Show every line containing "within" by copying it.
__________
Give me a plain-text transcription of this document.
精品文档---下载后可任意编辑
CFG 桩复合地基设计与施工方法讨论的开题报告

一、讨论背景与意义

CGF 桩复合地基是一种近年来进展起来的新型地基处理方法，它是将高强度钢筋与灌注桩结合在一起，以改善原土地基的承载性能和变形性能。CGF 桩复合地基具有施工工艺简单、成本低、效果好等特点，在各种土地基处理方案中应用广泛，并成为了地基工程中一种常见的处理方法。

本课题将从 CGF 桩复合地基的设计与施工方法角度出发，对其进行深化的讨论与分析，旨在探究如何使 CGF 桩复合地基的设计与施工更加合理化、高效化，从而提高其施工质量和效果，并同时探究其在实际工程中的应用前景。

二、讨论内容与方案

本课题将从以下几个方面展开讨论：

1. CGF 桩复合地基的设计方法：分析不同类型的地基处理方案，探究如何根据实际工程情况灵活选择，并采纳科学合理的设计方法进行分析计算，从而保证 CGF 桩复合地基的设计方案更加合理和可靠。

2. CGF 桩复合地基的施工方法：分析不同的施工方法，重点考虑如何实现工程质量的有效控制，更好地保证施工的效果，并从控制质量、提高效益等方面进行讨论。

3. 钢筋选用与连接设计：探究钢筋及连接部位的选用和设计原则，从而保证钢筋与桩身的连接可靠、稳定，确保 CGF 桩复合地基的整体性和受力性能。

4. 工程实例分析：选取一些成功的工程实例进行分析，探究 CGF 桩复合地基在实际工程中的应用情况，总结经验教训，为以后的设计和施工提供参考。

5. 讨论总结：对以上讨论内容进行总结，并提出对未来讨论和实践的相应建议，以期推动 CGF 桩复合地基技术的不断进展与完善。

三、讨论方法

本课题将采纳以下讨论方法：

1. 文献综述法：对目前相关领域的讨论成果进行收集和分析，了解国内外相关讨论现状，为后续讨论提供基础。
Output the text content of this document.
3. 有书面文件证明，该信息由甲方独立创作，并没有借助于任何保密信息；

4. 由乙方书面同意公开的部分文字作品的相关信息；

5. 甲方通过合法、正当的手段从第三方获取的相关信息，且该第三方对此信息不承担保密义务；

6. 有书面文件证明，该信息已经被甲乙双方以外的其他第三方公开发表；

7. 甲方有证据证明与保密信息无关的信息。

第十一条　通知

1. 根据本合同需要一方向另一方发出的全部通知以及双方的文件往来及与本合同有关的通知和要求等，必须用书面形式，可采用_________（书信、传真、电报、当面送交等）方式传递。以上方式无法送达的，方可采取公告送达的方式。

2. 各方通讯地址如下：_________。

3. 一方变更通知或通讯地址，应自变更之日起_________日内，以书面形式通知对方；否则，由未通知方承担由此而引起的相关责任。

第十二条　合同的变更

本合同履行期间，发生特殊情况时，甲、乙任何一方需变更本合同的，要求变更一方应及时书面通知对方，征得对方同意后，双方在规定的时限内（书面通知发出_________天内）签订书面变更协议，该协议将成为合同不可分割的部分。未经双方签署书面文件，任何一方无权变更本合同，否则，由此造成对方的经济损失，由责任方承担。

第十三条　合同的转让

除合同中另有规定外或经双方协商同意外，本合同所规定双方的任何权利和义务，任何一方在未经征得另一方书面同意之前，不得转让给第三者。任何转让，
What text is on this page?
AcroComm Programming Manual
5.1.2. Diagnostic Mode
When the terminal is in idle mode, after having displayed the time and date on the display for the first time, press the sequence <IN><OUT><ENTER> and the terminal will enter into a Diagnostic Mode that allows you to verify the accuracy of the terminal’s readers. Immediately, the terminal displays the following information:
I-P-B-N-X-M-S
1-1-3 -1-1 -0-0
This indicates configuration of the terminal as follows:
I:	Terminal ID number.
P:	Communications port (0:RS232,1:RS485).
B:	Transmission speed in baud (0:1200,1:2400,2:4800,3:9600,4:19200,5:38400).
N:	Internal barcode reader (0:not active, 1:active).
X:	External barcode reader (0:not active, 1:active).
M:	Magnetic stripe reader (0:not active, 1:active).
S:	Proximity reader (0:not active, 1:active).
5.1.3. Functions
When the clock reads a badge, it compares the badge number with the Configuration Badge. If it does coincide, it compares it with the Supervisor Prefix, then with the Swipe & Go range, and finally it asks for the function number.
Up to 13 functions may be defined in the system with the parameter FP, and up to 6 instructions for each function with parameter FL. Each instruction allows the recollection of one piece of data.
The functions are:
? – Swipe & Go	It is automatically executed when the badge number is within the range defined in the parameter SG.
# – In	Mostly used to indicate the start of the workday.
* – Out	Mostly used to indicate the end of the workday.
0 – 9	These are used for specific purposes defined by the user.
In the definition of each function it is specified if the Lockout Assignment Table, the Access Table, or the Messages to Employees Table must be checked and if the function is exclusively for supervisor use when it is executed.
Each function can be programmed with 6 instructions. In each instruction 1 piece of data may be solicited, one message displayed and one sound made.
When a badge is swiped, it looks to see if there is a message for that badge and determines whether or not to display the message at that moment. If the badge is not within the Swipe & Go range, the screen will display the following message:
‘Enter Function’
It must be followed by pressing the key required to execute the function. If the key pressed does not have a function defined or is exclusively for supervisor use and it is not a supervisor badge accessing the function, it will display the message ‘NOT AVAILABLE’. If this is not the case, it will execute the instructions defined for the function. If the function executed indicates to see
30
__________
» CORRECT OUTPUT
? – Swipe & Go	It is automatically executed when the badge number is within the range defined in the parameter SG.
When a badge is swiped, it looks to see if there is a message for that badge and determines whether or not to display the message at that moment. If the badge is not within the Swipe & Go range, the screen will display the following message:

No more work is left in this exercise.